- [INPUT DATA]
▬▬▬▬▬▬
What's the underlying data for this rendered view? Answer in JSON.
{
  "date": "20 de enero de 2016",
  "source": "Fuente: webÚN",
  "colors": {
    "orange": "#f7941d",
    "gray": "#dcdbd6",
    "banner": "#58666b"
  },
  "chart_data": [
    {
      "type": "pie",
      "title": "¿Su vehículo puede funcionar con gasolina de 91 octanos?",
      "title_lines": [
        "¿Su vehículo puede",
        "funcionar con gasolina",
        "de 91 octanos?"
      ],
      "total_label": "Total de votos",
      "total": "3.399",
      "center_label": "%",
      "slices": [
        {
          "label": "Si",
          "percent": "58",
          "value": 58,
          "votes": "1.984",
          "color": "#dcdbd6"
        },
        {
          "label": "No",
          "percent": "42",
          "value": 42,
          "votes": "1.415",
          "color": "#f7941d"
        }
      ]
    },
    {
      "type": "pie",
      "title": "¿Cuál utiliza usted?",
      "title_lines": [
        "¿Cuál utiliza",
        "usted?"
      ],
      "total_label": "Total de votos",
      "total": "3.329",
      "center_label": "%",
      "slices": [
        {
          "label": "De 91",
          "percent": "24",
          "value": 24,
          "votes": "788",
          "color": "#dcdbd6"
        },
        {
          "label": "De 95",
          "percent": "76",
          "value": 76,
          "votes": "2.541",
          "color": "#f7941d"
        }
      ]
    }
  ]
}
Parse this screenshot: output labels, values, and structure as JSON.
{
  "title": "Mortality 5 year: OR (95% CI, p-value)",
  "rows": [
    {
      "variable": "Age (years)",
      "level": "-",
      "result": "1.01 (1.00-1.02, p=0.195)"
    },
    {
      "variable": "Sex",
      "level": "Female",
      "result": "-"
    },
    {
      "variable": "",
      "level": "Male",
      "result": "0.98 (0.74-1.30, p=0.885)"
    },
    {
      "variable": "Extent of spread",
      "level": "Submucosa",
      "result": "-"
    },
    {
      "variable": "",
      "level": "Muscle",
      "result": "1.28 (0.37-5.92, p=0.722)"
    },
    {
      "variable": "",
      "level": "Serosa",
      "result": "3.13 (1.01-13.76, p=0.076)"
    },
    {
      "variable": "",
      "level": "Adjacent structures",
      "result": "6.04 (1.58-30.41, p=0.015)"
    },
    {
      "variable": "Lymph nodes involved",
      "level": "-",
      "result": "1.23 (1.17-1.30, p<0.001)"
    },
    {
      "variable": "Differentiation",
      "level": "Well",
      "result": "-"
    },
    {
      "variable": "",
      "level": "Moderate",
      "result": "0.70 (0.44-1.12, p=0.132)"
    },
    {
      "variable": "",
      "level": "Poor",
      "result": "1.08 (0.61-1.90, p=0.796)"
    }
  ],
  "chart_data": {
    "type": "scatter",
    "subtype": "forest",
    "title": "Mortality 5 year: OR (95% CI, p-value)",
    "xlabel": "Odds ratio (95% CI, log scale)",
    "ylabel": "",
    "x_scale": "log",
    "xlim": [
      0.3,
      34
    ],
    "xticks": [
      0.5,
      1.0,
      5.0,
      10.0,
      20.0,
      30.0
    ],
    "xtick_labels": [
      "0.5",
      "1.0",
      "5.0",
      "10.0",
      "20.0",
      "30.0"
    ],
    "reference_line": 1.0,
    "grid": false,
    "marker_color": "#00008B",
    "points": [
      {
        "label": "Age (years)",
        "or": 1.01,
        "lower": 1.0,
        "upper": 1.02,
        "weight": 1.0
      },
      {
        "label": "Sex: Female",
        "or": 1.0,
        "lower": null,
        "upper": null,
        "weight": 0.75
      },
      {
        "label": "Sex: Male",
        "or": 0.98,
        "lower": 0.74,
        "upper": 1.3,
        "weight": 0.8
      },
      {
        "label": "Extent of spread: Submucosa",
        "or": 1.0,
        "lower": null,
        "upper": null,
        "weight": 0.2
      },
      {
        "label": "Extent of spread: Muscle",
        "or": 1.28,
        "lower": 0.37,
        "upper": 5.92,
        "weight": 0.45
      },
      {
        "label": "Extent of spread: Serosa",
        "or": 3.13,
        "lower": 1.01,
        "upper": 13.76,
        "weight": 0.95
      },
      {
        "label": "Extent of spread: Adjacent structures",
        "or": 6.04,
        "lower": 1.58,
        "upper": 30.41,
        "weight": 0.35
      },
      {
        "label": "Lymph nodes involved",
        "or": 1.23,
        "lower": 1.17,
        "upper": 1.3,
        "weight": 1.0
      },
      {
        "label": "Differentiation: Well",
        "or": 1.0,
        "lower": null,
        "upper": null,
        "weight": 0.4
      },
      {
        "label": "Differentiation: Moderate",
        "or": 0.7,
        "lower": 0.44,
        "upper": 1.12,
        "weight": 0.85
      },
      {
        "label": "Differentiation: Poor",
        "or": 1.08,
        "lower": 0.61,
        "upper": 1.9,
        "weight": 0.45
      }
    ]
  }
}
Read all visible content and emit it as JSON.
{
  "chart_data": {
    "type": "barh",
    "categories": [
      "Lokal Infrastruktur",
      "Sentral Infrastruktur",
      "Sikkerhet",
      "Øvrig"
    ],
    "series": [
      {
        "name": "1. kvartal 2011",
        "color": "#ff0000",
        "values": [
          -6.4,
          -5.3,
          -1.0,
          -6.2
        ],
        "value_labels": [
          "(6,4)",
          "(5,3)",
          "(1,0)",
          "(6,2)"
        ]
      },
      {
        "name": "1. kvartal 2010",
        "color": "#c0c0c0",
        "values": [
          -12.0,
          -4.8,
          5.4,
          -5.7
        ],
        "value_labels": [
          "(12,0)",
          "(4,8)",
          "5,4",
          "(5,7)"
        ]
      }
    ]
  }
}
▬▬▬▬▬▬
- [REQUIREMENT]
Give the number of lines in the entries above that include the string "puede". No other output is expected.

- [REPLY TO THE TASK]
2